Sosok Negarawan oleh Idul Rishan

Sosok Negarawan

Berakhirnya masa jabatan hakim konstitusi Maria Farida pada Agustus 2018, mendorong Presiden untuk menyiapkan nama sebagai calon pengganti hakim konstitusi dari unsur Presiden. Demi menjamin tegaknya proses yang transparan dan akuntabel, Presiden Jokowi telah menandatangani Keppres No 71P/ Tahun 2018 Tentang Pembentukan Panitia Seleksi (Pansel) Calon Hakim Konstitusi yang di ajukan oleh Presiden. Pada titik ini, Pansel dituntut untuk melakukan penjaringan dan seleksi terlebih dahulu, sebelum menyerahkan calon hakim konstitusi kepada Presiden. Jika melihat kondisi faktual pada saat ini, tugas Pansel jauh lebih berat  dari biasanya. Sosok yang dibutuhkan tidak hanya memiliki integritas dan kapabilitas, tetapi juga mampu memperhatikan sejumlah masukan dari sebagian elemen masyarakat yang mendorong pentingnya  keterwakilan perempuan dalam komposisi sembilan hakim konstitusi.

Kriteria calon hakim konstitusi

Jika mencermati dan memahami ketentuan yang diatur dalam UUDN Tahun 1945, Pasal 24C ayat (5) menegaskan bahwa “hakim konstitusi harus memiliki integritas dan keperibadian yang tidak tercela, adil, negarawan yang menguasai konstitusi dan ketatanegaraan…..”. Jika dimaknai secara tekstual, frasa imperatif ini ditujukan pada calon berjenis kelamin laki-laki. Sebab, istilah “negarawan” merupakan istilah yang disematkan pada calon berjenis kelamin laki-laki. Namun jika pencermatan dilakukan secara kontekstual, istilah negarawan tentu tidak hanya dapat disematkan pada calon yang berjenis kelamin laki-laki, melainkan juga pada calon berjenis kelamin perempuan. Pengalaman praktik ketatanegaraan kita telah membenarkan hal tersebut. Maria Farida merupakan sosok pertama sebagai wakil perempuan yang duduk sebagai hakim konstitusi. Menjadi pertanyaan kemudian ialah apakah kriteria implisit yang ditetapkan Pansel sebagai pengganti Hakim Maria ialah perempuan ?

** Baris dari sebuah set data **
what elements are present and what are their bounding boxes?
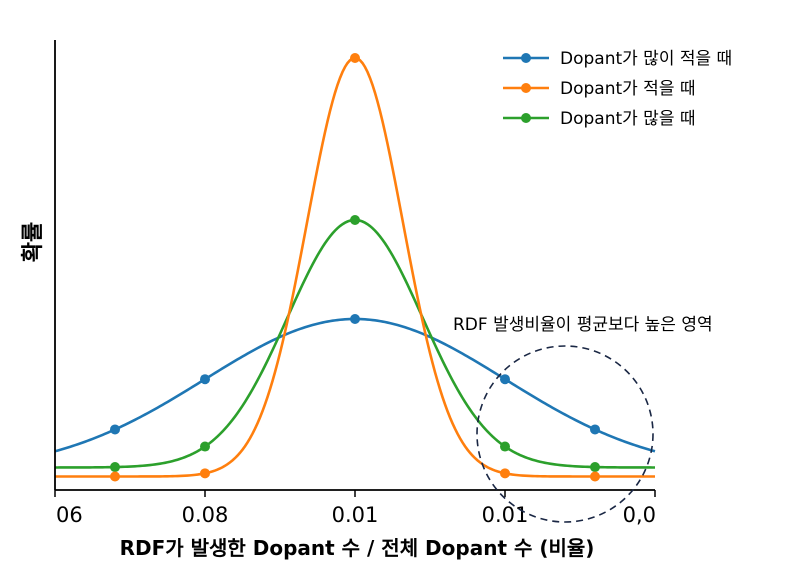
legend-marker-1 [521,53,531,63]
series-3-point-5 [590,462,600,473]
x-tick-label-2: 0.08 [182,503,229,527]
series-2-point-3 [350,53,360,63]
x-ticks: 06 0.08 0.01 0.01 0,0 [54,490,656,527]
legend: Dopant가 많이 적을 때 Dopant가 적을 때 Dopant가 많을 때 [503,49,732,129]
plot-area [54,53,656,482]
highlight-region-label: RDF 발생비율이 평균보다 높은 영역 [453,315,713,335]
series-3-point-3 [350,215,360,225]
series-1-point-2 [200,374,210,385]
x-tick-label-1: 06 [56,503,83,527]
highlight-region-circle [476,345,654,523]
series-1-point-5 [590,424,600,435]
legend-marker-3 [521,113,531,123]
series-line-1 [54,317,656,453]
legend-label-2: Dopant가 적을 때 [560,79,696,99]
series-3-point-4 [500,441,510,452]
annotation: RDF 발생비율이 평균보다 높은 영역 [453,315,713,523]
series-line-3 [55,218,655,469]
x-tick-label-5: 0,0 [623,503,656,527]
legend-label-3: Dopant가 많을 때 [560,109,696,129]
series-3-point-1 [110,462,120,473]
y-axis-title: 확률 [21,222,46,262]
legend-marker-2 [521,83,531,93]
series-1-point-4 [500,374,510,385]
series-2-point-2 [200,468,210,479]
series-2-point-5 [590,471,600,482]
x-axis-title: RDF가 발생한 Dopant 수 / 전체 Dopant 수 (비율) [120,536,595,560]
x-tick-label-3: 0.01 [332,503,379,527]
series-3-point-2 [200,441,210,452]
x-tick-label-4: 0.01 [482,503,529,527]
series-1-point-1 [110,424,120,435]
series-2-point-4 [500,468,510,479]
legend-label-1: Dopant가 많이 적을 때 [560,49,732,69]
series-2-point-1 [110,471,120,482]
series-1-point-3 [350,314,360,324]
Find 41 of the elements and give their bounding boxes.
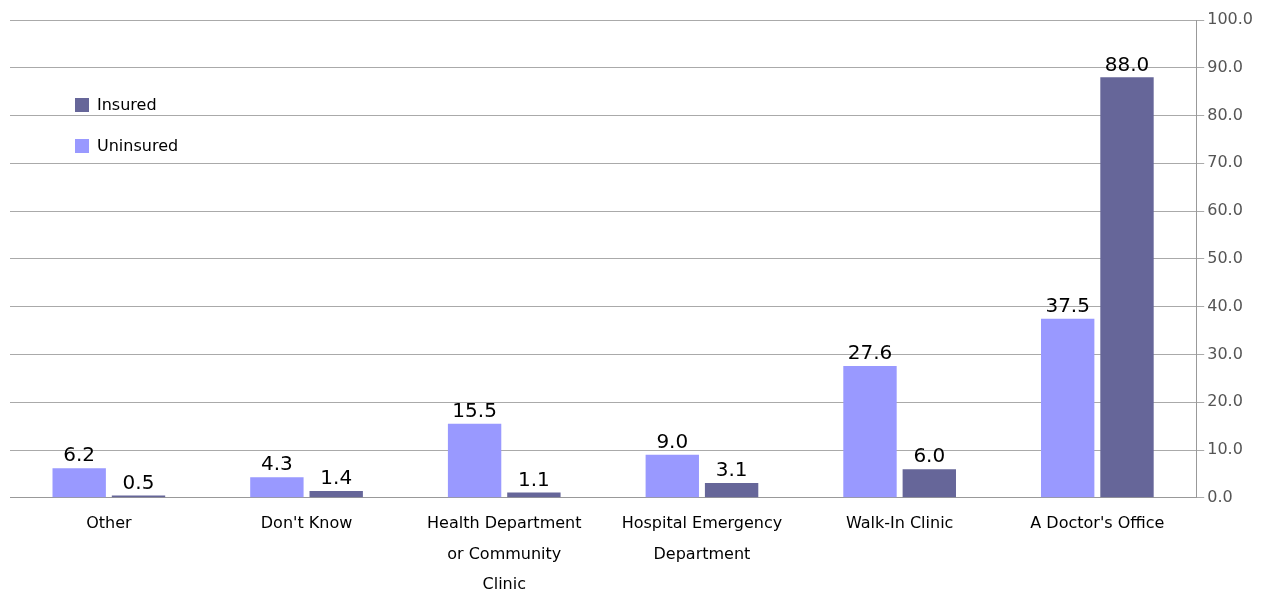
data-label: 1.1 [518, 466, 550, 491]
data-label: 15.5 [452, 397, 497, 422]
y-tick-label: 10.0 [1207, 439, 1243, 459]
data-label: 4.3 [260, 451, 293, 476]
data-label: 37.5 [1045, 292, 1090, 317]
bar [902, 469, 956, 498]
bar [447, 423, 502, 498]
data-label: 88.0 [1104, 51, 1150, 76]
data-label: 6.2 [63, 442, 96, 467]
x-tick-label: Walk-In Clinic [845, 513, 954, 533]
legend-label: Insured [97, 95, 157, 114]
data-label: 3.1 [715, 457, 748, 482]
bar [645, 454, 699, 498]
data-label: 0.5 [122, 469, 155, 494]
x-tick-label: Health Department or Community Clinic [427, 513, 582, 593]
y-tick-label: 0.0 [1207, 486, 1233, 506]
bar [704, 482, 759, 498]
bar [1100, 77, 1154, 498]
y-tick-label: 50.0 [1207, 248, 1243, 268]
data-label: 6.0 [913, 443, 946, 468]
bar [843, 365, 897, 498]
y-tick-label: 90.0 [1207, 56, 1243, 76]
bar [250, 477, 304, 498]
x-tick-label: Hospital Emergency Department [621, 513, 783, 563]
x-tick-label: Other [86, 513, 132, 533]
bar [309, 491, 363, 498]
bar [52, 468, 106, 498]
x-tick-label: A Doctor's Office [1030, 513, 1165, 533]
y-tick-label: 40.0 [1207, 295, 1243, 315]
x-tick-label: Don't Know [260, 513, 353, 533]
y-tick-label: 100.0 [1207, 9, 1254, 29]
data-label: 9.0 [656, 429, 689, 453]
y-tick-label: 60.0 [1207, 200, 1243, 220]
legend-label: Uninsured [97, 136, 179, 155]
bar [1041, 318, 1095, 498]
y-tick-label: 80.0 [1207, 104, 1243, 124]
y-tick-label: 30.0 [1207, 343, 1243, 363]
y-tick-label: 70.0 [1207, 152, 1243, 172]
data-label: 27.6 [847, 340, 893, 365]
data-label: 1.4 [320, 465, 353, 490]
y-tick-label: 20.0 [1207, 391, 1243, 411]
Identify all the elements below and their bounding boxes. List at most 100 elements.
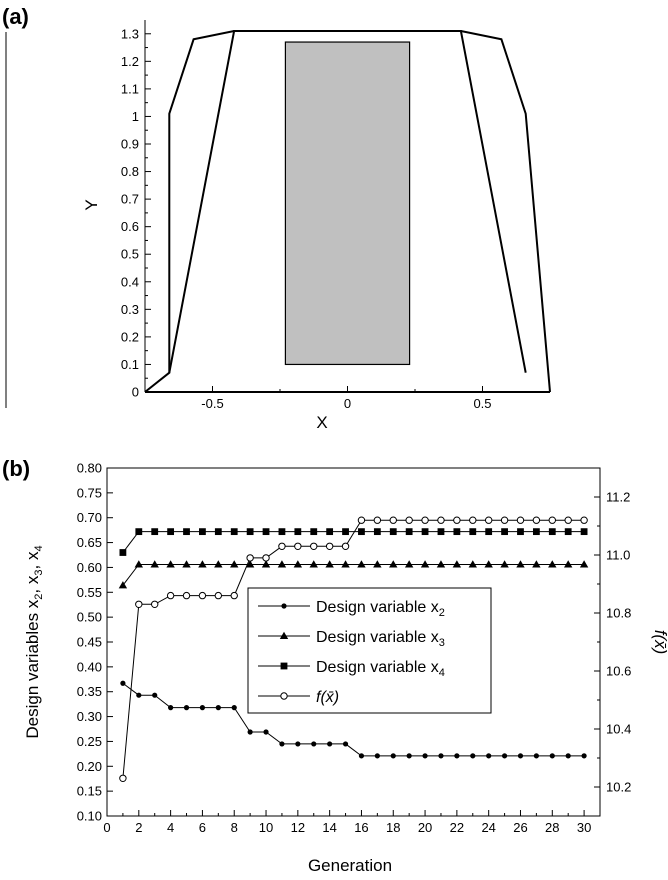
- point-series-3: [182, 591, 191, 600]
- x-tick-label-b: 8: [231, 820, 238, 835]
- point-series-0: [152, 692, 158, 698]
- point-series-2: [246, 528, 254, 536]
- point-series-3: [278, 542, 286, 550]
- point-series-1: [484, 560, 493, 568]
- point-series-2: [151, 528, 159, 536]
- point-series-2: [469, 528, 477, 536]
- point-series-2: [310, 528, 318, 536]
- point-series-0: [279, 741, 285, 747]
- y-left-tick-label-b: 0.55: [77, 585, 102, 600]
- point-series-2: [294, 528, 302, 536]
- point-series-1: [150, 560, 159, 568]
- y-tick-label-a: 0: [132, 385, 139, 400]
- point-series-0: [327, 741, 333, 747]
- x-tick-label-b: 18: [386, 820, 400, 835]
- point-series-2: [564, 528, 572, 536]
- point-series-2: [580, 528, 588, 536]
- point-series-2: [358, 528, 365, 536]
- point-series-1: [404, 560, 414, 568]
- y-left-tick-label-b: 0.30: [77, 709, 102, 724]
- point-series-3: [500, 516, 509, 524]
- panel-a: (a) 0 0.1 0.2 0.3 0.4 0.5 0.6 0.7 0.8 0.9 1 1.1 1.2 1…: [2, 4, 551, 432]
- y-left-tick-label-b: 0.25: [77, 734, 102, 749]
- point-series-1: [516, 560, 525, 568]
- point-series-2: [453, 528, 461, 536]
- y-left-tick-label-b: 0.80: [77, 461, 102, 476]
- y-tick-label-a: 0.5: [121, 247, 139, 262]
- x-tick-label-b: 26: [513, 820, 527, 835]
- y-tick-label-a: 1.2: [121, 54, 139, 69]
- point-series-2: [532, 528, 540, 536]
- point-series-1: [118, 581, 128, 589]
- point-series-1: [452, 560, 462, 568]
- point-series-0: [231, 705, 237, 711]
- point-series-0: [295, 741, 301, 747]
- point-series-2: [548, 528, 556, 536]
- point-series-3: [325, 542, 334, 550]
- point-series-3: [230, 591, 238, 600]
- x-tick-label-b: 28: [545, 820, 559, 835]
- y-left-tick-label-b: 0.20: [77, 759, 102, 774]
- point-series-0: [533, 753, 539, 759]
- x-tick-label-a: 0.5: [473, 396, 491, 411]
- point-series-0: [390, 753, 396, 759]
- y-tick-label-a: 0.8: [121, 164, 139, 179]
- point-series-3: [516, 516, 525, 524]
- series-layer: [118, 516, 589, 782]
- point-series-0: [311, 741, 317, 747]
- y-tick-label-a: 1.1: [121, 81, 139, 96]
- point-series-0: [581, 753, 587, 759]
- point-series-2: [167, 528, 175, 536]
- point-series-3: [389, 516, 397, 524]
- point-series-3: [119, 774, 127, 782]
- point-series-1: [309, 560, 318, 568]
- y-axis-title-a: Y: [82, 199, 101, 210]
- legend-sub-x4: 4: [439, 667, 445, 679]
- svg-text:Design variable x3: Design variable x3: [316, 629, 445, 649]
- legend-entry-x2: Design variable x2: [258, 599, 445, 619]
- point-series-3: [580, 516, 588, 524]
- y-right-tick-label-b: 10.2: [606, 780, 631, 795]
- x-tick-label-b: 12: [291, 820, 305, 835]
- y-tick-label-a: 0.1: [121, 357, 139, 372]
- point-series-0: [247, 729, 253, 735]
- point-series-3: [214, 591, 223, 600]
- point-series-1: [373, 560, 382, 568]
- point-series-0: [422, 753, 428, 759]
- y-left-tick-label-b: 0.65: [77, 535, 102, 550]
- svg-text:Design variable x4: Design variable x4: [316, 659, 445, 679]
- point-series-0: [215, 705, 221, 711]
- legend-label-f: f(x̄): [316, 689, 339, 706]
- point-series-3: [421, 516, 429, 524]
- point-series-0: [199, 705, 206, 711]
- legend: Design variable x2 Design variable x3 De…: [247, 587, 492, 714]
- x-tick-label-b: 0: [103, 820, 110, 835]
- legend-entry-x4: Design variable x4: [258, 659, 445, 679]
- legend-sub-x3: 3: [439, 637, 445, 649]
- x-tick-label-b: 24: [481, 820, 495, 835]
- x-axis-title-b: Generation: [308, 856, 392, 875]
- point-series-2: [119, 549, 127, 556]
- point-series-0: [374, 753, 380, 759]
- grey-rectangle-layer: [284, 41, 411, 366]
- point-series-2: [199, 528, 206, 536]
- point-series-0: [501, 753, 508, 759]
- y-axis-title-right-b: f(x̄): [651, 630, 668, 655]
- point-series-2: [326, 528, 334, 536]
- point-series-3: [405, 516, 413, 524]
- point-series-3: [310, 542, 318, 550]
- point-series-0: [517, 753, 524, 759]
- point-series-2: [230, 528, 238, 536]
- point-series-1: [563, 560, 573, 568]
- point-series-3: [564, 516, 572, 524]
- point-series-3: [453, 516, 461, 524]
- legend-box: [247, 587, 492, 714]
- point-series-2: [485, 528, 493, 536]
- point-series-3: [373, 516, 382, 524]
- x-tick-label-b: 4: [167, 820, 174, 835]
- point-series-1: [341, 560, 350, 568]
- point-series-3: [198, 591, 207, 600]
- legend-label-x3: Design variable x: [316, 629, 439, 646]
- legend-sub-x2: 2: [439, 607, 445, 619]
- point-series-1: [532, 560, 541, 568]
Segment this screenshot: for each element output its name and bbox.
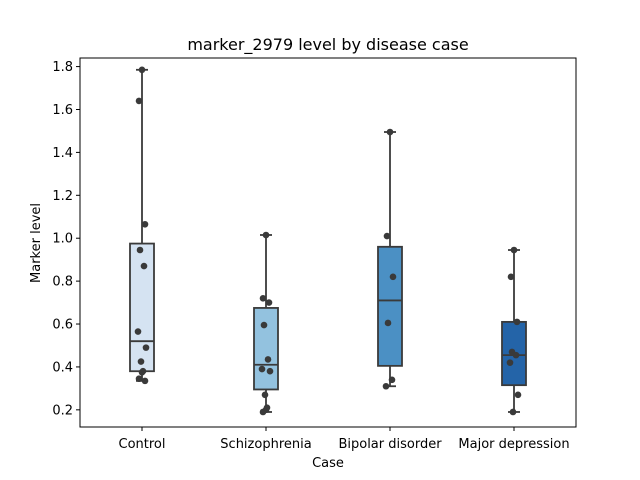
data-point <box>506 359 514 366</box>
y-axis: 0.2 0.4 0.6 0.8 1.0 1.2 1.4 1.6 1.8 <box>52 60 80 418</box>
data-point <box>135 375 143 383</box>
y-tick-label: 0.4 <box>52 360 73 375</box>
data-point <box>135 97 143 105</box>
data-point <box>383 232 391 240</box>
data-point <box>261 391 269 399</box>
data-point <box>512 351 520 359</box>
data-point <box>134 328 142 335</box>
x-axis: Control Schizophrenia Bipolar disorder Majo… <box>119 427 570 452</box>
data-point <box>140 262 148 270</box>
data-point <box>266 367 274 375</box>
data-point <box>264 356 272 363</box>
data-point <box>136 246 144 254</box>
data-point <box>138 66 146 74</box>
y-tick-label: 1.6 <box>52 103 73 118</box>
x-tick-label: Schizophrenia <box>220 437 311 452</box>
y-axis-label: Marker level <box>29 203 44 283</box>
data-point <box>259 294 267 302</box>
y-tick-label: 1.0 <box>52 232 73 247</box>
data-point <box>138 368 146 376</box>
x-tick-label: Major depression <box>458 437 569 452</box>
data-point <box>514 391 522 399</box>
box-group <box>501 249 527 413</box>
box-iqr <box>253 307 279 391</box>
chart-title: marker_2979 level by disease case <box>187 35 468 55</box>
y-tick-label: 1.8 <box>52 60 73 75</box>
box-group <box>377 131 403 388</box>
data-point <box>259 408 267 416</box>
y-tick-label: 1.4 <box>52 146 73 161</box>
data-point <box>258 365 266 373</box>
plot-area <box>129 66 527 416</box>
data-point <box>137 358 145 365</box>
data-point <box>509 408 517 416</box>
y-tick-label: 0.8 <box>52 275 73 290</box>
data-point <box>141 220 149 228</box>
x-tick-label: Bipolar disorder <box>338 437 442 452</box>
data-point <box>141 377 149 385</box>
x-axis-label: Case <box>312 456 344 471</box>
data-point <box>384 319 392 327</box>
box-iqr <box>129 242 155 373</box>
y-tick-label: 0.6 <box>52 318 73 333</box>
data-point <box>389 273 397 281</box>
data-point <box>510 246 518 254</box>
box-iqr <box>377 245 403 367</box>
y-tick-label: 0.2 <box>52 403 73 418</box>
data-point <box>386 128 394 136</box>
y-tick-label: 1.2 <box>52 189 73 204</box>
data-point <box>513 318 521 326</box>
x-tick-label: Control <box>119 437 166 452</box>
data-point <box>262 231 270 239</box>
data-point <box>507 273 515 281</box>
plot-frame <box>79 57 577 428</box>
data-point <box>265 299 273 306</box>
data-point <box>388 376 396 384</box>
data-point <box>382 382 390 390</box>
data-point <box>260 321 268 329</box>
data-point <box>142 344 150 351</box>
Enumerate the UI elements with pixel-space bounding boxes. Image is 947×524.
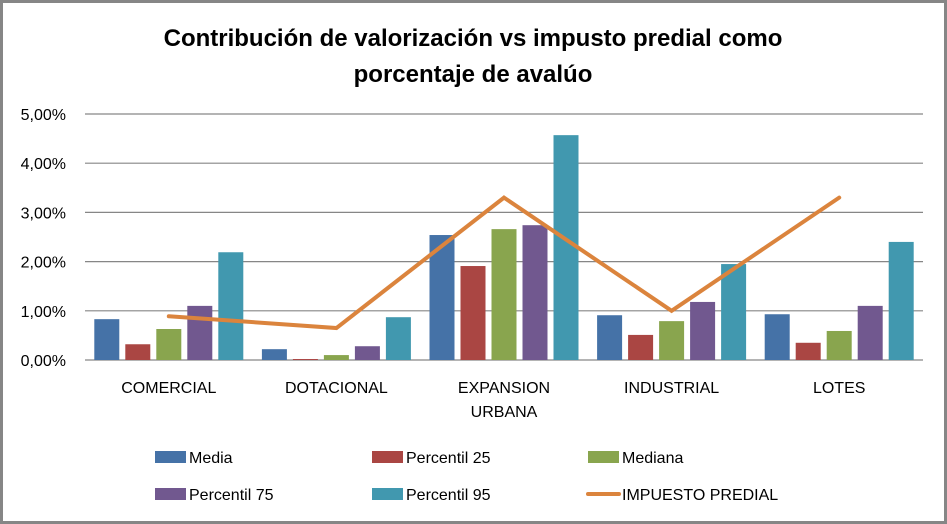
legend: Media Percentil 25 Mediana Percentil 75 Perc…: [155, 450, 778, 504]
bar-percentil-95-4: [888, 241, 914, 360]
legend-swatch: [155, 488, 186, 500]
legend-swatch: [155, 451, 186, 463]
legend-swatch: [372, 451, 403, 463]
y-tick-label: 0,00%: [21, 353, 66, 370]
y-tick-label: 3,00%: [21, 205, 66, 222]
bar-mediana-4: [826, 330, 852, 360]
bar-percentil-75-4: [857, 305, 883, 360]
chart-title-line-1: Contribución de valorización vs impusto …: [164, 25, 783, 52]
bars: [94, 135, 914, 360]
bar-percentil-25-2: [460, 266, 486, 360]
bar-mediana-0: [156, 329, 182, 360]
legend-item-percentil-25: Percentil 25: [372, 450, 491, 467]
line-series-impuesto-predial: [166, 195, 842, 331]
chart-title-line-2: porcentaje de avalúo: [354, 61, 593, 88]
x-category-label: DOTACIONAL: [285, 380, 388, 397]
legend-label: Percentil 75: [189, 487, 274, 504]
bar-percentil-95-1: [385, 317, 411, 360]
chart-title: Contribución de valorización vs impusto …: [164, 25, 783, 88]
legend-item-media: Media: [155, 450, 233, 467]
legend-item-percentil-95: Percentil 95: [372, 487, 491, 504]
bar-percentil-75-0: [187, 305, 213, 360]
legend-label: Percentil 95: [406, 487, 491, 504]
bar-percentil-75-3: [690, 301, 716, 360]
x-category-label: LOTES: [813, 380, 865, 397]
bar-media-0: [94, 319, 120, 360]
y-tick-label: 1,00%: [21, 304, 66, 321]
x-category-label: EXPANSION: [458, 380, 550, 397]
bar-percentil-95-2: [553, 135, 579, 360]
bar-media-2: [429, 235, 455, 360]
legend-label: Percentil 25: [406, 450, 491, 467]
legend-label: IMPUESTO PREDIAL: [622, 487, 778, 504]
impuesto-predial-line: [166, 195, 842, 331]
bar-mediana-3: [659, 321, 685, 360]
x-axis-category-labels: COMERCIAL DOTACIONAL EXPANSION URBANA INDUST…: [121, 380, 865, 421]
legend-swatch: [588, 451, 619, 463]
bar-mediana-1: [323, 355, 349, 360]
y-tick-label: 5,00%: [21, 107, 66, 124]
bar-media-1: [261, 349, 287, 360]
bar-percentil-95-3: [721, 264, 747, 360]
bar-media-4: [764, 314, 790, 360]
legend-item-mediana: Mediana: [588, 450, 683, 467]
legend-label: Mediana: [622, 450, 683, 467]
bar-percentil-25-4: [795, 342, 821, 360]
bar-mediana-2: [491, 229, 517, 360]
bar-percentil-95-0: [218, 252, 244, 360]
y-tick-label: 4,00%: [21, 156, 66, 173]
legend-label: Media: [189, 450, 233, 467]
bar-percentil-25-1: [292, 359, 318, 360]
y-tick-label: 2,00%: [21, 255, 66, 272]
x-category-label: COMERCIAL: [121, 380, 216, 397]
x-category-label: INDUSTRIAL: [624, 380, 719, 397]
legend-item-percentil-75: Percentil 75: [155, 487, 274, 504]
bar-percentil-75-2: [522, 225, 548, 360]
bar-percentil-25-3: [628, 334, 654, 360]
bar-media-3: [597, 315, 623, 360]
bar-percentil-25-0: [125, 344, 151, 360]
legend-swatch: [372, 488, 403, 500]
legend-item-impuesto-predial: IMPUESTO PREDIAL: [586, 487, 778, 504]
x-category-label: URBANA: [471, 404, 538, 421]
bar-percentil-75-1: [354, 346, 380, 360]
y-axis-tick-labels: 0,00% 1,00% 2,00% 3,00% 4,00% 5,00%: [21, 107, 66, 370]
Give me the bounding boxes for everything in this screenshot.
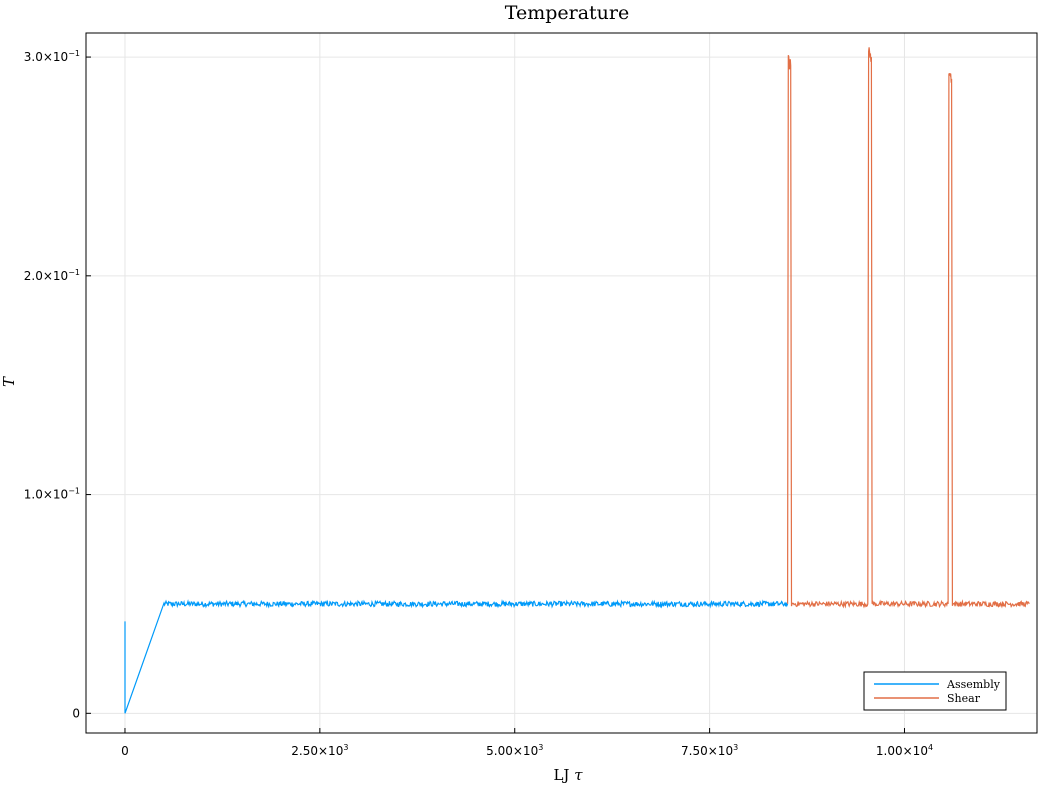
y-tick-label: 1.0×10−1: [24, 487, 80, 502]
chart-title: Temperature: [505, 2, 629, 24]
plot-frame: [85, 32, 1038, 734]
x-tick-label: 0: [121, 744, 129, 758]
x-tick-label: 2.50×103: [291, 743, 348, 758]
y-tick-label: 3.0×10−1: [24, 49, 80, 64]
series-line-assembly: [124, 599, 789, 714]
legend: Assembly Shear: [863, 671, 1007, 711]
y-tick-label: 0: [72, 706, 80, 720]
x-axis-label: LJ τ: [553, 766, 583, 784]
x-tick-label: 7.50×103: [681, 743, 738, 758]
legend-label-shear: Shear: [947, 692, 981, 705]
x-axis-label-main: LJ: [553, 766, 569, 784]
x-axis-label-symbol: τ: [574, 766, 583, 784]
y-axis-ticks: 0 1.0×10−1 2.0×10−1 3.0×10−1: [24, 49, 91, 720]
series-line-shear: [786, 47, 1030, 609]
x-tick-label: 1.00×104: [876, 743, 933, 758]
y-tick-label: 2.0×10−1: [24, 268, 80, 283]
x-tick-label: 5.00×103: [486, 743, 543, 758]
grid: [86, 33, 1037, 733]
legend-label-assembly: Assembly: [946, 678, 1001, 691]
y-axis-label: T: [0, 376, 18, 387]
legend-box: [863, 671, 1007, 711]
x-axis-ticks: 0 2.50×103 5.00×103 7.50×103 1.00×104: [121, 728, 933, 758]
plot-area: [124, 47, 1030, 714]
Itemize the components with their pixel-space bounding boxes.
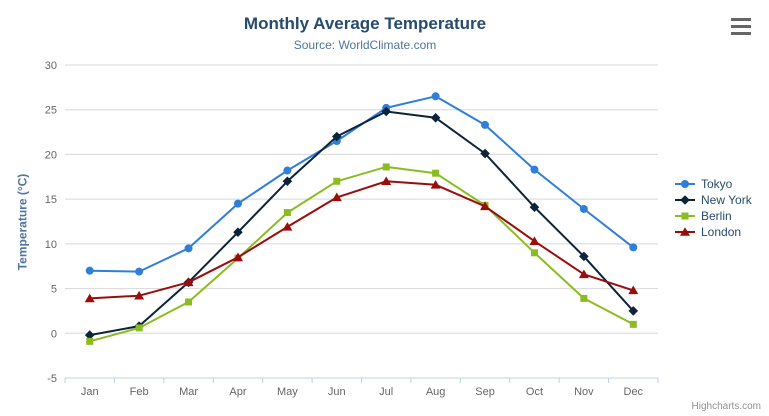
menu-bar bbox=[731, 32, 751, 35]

** DAFTAR TUGAS **
1. Perbarui bagian teks tentang sosok negarawan yang dimulai dengan "Berakhirnya masa jabatan" dan berlanjut sampai "sembilan hakim konstitusi.". Ganti "Presiden Jokowi" dengan "Presiden Joko Widodo".
2. Dalam teks tentang sosok negarawan, pasal dan ayat mana yang dikutip sebagai ketentuan syarat hakim konstitusi?

** JAWABAN **
1.
Berakhirnya masa jabatan hakim konstitusi Maria Farida pada Agustus 2018, mendorong Presiden untuk menyiapkan nama sebagai calon pengganti hakim konstitusi dari unsur Presiden. Demi menjamin tegaknya proses yang transparan dan akuntabel, Presiden Joko Widodo telah menandatangani Keppres No 71P/ Tahun 2018 Tentang Pembentukan Panitia Seleksi (Pansel) Calon Hakim Konstitusi yang di ajukan oleh Presiden. Pada titik ini, Pansel dituntut untuk melakukan penjaringan dan seleksi terlebih dahulu, sebelum menyerahkan calon hakim konstitusi kepada Presiden. Jika melihat kondisi faktual pada saat ini, tugas Pansel jauh lebih berat  dari biasanya. Sosok yang dibutuhkan tidak hanya memiliki integritas dan kapabilitas, tetapi juga mampu memperhatikan sejumlah masukan dari sebagian elemen masyarakat yang mendorong pentingnya  keterwakilan perempuan dalam komposisi sembilan hakim konstitusi.

2. Pasal 24C ayat (5).